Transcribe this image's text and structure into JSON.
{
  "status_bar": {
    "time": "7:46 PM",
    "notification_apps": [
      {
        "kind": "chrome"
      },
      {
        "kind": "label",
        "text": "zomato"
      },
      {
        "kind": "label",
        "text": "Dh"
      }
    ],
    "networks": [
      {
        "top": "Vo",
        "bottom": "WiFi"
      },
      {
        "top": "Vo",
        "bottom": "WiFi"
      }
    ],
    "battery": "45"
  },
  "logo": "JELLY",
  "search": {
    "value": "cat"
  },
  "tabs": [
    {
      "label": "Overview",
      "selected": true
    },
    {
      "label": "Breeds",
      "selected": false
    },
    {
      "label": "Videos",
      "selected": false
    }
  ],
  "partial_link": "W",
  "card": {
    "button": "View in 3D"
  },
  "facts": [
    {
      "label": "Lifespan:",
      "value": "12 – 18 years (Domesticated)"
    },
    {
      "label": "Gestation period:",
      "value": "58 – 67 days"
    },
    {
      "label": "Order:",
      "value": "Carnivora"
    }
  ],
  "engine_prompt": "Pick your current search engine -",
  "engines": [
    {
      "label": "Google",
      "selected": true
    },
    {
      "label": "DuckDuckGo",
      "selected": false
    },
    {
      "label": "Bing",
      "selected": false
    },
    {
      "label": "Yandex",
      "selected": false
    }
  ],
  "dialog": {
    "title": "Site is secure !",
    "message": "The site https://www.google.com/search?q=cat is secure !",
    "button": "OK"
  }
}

**Stated task:** All of the data shown above must be copied exactly.

**Written answer:**
Transcribe this image's text and structure into JSON.
{
  "status_bar": {
    "time": "7:46 PM",
    "notification_apps": [
      {
        "kind": "chrome"
      },
      {
        "kind": "label",
        "text": "zomato"
      },
      {
        "kind": "label",
        "text": "Dh"
      }
    ],
    "networks": [
      {
        "top": "Vo",
        "bottom": "WiFi"
      },
      {
        "top": "Vo",
        "bottom": "WiFi"
      }
    ],
    "battery": "45"
  },
  "logo": "JELLY",
  "search": {
    "value": "cat"
  },
  "tabs": [
    {
      "label": "Overview",
      "selected": true
    },
    {
      "label": "Breeds",
      "selected": false
    },
    {
      "label": "Videos",
      "selected": false
    }
  ],
  "partial_link": "W",
  "card": {
    "button": "View in 3D"
  },
  "facts": [
    {
      "label": "Lifespan:",
      "value": "12 – 18 years (Domesticated)"
    },
    {
      "label": "Gestation period:",
      "value": "58 – 67 days"
    },
    {
      "label": "Order:",
      "value": "Carnivora"
    }
  ],
  "engine_prompt": "Pick your current search engine -",
  "engines": [
    {
      "label": "Google",
      "selected": true
    },
    {
      "label": "DuckDuckGo",
      "selected": false
    },
    {
      "label": "Bing",
      "selected": false
    },
    {
      "label": "Yandex",
      "selected": false
    }
  ],
  "dialog": {
    "title": "Site is secure !",
    "message": "The site https://www.google.com/search?q=cat is secure !",
    "button": "OK"
  }
}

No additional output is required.